#### Written instruction
Copy the material below verbatim, starting at its first line and ending at the line that contains "format-item-webm[interactable]: WebM bbox=[240, 467, 409, 502]", with both of those lines included.

Box annotation data:

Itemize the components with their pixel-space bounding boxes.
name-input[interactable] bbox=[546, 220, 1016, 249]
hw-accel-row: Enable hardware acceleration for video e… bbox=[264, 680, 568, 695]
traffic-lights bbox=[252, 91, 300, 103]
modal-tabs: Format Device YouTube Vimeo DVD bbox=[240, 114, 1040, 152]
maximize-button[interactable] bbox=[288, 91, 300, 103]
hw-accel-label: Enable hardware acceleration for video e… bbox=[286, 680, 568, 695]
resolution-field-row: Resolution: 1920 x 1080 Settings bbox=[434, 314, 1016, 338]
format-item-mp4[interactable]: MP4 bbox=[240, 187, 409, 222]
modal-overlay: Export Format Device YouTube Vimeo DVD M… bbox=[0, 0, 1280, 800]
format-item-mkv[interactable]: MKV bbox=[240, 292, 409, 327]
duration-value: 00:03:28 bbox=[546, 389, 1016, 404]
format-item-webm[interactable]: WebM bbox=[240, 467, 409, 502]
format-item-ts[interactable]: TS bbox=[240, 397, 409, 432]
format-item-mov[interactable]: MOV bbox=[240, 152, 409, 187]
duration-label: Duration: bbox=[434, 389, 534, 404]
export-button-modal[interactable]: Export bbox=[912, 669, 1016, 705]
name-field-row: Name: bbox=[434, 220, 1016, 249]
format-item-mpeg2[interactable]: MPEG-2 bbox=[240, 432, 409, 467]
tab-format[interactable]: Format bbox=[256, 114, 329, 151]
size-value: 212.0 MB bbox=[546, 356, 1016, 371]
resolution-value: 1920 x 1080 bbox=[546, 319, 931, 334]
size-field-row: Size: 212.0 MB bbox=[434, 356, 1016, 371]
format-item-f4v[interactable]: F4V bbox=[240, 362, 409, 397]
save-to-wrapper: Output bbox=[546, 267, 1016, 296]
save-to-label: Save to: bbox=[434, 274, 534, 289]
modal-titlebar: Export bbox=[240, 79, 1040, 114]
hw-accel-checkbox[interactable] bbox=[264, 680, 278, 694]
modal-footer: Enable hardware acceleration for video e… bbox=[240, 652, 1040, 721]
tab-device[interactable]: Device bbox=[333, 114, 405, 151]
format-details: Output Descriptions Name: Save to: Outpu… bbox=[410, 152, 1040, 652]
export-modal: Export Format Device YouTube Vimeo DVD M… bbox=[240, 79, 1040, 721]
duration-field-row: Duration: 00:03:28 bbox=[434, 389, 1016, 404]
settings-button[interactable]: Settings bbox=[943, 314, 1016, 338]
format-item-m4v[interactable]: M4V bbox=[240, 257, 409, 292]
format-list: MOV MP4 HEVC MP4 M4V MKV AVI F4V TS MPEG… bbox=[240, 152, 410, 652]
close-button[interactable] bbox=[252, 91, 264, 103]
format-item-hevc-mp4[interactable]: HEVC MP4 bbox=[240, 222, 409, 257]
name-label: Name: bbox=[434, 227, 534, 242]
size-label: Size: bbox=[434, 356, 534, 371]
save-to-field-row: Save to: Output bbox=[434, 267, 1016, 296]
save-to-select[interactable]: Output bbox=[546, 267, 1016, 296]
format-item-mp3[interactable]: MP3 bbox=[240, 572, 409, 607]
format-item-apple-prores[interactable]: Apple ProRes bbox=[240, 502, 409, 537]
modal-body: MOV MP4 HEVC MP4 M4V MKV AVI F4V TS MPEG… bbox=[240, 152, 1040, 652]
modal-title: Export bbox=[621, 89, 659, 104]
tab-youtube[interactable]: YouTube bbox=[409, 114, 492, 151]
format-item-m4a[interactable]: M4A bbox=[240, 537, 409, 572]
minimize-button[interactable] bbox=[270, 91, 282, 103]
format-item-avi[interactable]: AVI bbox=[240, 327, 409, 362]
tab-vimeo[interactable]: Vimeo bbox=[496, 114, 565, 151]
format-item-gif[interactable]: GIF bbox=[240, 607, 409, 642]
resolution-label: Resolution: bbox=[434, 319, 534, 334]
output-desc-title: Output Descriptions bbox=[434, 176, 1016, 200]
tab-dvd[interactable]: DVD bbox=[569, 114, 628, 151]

#### Solved exercise
Itemize the components with their pixel-space bounding boxes.
name-input[interactable] bbox=[546, 220, 1016, 249]
hw-accel-row: Enable hardware acceleration for video e… bbox=[264, 680, 568, 695]
traffic-lights bbox=[252, 91, 300, 103]
modal-tabs: Format Device YouTube Vimeo DVD bbox=[240, 114, 1040, 152]
maximize-button[interactable] bbox=[288, 91, 300, 103]
hw-accel-label: Enable hardware acceleration for video e… bbox=[286, 680, 568, 695]
resolution-field-row: Resolution: 1920 x 1080 Settings bbox=[434, 314, 1016, 338]
format-item-mp4[interactable]: MP4 bbox=[240, 187, 409, 222]
modal-overlay: Export Format Device YouTube Vimeo DVD M… bbox=[0, 0, 1280, 800]
format-item-mkv[interactable]: MKV bbox=[240, 292, 409, 327]
duration-value: 00:03:28 bbox=[546, 389, 1016, 404]
format-item-webm[interactable]: WebM bbox=[240, 467, 409, 502]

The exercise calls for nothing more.